▶ [STATED TASK] Below is the data. Give it again, complete and exact.

-*-

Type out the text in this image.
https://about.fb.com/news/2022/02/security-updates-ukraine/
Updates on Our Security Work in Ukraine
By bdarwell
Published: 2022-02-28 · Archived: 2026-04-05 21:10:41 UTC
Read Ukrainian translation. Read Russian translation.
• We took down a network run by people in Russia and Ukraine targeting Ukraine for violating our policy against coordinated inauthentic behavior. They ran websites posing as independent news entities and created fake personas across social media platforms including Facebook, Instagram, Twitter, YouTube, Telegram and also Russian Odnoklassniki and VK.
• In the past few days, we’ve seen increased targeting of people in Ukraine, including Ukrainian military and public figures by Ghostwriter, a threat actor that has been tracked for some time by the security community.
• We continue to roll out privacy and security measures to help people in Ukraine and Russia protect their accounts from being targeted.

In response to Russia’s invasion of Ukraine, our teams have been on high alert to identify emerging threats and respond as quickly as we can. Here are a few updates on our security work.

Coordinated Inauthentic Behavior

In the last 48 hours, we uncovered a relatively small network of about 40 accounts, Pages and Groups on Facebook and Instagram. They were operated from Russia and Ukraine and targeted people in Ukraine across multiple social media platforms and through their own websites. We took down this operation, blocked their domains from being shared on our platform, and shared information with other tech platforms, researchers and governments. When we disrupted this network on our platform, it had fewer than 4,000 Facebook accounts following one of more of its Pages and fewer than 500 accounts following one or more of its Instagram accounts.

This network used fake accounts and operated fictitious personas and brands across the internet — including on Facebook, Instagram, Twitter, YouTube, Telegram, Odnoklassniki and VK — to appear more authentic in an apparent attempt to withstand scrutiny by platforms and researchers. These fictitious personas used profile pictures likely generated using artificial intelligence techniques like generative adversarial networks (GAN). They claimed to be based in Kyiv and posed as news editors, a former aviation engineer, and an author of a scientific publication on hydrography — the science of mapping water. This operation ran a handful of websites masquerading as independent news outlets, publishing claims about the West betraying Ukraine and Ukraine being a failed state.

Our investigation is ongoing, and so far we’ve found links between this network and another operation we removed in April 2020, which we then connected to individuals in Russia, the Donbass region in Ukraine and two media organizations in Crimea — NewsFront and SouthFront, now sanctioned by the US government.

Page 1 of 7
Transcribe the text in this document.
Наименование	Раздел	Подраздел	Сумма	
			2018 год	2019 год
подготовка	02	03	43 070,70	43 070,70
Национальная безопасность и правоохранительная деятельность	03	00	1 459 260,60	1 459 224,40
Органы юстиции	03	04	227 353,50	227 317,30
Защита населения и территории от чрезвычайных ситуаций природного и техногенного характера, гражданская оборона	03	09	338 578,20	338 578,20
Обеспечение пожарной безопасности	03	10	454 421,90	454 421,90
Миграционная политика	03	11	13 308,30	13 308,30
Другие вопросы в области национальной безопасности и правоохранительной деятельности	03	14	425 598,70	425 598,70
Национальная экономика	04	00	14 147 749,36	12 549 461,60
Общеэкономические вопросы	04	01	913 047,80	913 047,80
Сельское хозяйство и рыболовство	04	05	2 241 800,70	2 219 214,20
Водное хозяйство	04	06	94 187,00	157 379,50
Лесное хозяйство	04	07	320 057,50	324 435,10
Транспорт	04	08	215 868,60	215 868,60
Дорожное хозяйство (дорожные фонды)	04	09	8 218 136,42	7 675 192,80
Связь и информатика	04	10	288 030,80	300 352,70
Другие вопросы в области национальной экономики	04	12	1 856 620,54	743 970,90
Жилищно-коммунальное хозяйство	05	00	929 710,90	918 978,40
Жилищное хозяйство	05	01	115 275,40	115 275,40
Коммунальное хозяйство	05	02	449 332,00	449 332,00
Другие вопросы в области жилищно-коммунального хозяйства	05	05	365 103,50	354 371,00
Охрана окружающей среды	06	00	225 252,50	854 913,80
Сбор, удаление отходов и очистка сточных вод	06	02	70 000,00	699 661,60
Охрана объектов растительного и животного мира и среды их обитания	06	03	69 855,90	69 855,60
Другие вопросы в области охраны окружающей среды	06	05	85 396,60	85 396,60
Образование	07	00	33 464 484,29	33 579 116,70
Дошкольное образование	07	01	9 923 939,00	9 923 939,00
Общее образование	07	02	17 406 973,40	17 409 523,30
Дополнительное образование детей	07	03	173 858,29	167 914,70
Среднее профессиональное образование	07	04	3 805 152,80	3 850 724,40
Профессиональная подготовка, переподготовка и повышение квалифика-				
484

-*-

▶ [REPLY]
Type out the text in this image.
https://about.fb.com/news/2022/02/security-updates-ukraine/
Updates on Our Security Work in Ukraine
By bdarwell
Published: 2022-02-28 · Archived: 2026-04-05 21:10:41 UTC
Read Ukrainian translation. Read Russian translation.
• We took down a network run by people in Russia and Ukraine targeting Ukraine for violating our policy against coordinated inauthentic behavior. They ran websites posing as independent news entities and created fake personas across social media platforms including Facebook, Instagram, Twitter, YouTube, Telegram and also Russian Odnoklassniki and VK.
• In the past few days, we’ve seen increased targeting of people in Ukraine, including Ukrainian military and public figures by Ghostwriter, a threat actor that has been tracked for some time by the security community.
• We continue to roll out privacy and security measures to help people in Ukraine and Russia protect their accounts from being targeted.

In response to Russia’s invasion of Ukraine, our teams have been on high alert to identify emerging threats and respond as quickly as we can. Here are a few updates on our security work.

Coordinated Inauthentic Behavior

In the last 48 hours, we uncovered a relatively small network of about 40 accounts, Pages and Groups on Facebook and Instagram. They were operated from Russia and Ukraine and targeted people in Ukraine across multiple social media platforms and through their own websites. We took down this operation, blocked their domains from being shared on our platform, and shared information with other tech platforms, researchers and governments. When we disrupted this network on our platform, it had fewer than 4,000 Facebook accounts following one of more of its Pages and fewer than 500 accounts following one or more of its Instagram accounts.

This network used fake accounts and operated fictitious personas and brands across the internet — including on Facebook, Instagram, Twitter, YouTube, Telegram, Odnoklassniki and VK — to appear more authentic in an apparent attempt to withstand scrutiny by platforms and researchers. These fictitious personas used profile pictures likely generated using artificial intelligence techniques like generative adversarial networks (GAN). They claimed to be based in Kyiv and posed as news editors, a former aviation engineer, and an author of a scientific publication on hydrography — the science of mapping water. This operation ran a handful of websites masquerading as independent news outlets, publishing claims about the West betraying Ukraine and Ukraine being a failed state.

Our investigation is ongoing, and so far we’ve found links between this network and another operation we removed in April 2020, which we then connected to individuals in Russia, the Donbass region in Ukraine and two media organizations in Crimea — NewsFront and SouthFront, now sanctioned by the US government.

Page 1 of 7
Transcribe the text in this document.
Наименование	Раздел	Подраздел	Сумма	
			2018 год	2019 год
подготовка	02	03	43 070,70	43 070,70
Национальная безопасность и правоохранительная деятельность	03	00	1 459 260,60	1 459 224,40
Органы юстиции	03	04	227 353,50	227 317,30
Защита населения и территории от чрезвычайных ситуаций природного и техногенного характера, гражданская оборона	03	09	338 578,20	338 578,20
Обеспечение пожарной безопасности	03	10	454 421,90	454 421,90
Миграционная политика	03	11	13 308,30	13 308,30
Другие вопросы в области национальной безопасности и правоохранительной деятельности	03	14	425 598,70	425 598,70
Национальная экономика	04	00	14 147 749,36	12 549 461,60
Общеэкономические вопросы	04	01	913 047,80	913 047,80
Сельское хозяйство и рыболовство	04	05	2 241 800,70	2 219 214,20
Водное хозяйство	04	06	94 187,00	157 379,50
Лесное хозяйство	04	07	320 057,50	324 435,10
Транспорт	04	08	215 868,60	215 868,60
Дорожное хозяйство (дорожные фонды)	04	09	8 218 136,42	7 675 192,80
Связь и информатика	04	10	288 030,80	300 352,70
Другие вопросы в области национальной экономики	04	12	1 856 620,54	743 970,90
Жилищно-коммунальное хозяйство	05	00	929 710,90	918 978,40
Жилищное хозяйство	05	01	115 275,40	115 275,40
Коммунальное хозяйство	05	02	449 332,00	449 332,00
Другие вопросы в области жилищно-коммунального хозяйства	05	05	365 103,50	354 371,00
Охрана окружающей среды	06	00	225 252,50	854 913,80
Сбор, удаление отходов и очистка сточных вод	06	02	70 000,00	699 661,60
Охрана объектов растительного и животного мира и среды их обитания	06	03	69 855,90	69 855,60
Другие вопросы в области охраны окружающей среды	06	05	85 396,60	85 396,60
Образование	07	00	33 464 484,29	33 579 116,70
Дошкольное образование	07	01	9 923 939,00	9 923 939,00
Общее образование	07	02	17 406 973,40	17 409 523,30
Дополнительное образование детей	07	03	173 858,29	167 914,70
Среднее профессиональное образование	07	04	3 805 152,80	3 850 724,40
Профессиональная подготовка, переподготовка и повышение квалифика-				
484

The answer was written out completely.